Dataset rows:
· · · · · · ·
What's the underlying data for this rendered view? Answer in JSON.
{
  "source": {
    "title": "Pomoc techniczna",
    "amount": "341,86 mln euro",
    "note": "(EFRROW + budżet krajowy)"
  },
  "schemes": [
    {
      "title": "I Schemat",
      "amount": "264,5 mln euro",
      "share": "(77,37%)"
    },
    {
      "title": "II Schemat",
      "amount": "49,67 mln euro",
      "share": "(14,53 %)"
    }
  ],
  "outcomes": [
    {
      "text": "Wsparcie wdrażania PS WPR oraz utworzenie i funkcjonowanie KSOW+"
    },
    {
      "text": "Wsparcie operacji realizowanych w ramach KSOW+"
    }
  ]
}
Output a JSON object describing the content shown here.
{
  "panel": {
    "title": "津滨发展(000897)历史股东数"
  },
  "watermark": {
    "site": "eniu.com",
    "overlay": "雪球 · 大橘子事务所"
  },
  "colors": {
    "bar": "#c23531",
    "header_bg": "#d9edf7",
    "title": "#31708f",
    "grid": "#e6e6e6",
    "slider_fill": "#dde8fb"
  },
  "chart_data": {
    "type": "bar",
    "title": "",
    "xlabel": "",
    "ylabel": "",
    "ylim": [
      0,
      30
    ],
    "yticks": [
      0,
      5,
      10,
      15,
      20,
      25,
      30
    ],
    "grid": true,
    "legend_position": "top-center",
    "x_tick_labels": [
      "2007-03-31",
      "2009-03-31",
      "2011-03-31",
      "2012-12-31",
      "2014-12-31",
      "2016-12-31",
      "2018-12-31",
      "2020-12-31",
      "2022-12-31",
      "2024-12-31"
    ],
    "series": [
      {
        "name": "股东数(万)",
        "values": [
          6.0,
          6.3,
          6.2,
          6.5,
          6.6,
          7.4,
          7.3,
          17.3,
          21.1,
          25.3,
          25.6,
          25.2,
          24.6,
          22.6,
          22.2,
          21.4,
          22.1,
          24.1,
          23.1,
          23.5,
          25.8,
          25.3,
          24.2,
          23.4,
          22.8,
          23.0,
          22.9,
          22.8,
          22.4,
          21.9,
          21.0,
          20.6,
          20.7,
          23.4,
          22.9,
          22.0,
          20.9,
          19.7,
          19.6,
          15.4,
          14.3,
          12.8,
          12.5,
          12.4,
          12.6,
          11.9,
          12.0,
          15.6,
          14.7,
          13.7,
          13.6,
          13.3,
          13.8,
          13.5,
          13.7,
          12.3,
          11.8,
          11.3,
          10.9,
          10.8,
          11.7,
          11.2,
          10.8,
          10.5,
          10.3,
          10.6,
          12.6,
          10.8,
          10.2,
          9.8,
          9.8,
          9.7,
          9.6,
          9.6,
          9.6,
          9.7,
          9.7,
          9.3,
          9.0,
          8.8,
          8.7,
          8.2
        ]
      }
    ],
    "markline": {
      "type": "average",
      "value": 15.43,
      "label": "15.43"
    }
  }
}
· · · · · · ·
Transcribe the material exactly as it reads.

> _Answer below_:
What's the underlying data for this rendered view? Answer in JSON.
{
  "source": {
    "title": "Pomoc techniczna",
    "amount": "341,86 mln euro",
    "note": "(EFRROW + budżet krajowy)"
  },
  "schemes": [
    {
      "title": "I Schemat",
      "amount": "264,5 mln euro",
      "share": "(77,37%)"
    },
    {
      "title": "II Schemat",
      "amount": "49,67 mln euro",
      "share": "(14,53 %)"
    }
  ],
  "outcomes": [
    {
      "text": "Wsparcie wdrażania PS WPR oraz utworzenie i funkcjonowanie KSOW+"
    },
    {
      "text": "Wsparcie operacji realizowanych w ramach KSOW+"
    }
  ]
}
Output a JSON object describing the content shown here.
{
  "panel": {
    "title": "津滨发展(000897)历史股东数"
  },
  "watermark": {
    "site": "eniu.com",
    "overlay": "雪球 · 大橘子事务所"
  },
  "colors": {
    "bar": "#c23531",
    "header_bg": "#d9edf7",
    "title": "#31708f",
    "grid": "#e6e6e6",
    "slider_fill": "#dde8fb"
  },
  "chart_data": {
    "type": "bar",
    "title": "",
    "xlabel": "",
    "ylabel": "",
    "ylim": [
      0,
      30
    ],
    "yticks": [
      0,
      5,
      10,
      15,
      20,
      25,
      30
    ],
    "grid": true,
    "legend_position": "top-center",
    "x_tick_labels": [
      "2007-03-31",
      "2009-03-31",
      "2011-03-31",
      "2012-12-31",
      "2014-12-31",
      "2016-12-31",
      "2018-12-31",
      "2020-12-31",
      "2022-12-31",
      "2024-12-31"
    ],
    "series": [
      {
        "name": "股东数(万)",
        "values": [
          6.0,
          6.3,
          6.2,
          6.5,
          6.6,
          7.4,
          7.3,
          17.3,
          21.1,
          25.3,
          25.6,
          25.2,
          24.6,
          22.6,
          22.2,
          21.4,
          22.1,
          24.1,
          23.1,
          23.5,
          25.8,
          25.3,
          24.2,
          23.4,
          22.8,
          23.0,
          22.9,
          22.8,
          22.4,
          21.9,
          21.0,
          20.6,
          20.7,
          23.4,
          22.9,
          22.0,
          20.9,
          19.7,
          19.6,
          15.4,
          14.3,
          12.8,
          12.5,
          12.4,
          12.6,
          11.9,
          12.0,
          15.6,
          14.7,
          13.7,
          13.6,
          13.3,
          13.8,
          13.5,
          13.7,
          12.3,
          11.8,
          11.3,
          10.9,
          10.8,
          11.7,
          11.2,
          10.8,
          10.5,
          10.3,
          10.6,
          12.6,
          10.8,
          10.2,
          9.8,
          9.8,
          9.7,
          9.6,
          9.6,
          9.6,
          9.7,
          9.7,
          9.3,
          9.0,
          8.8,
          8.7,
          8.2
        ]
      }
    ],
    "markline": {
      "type": "average",
      "value": 15.43,
      "label": "15.43"
    }
  }
}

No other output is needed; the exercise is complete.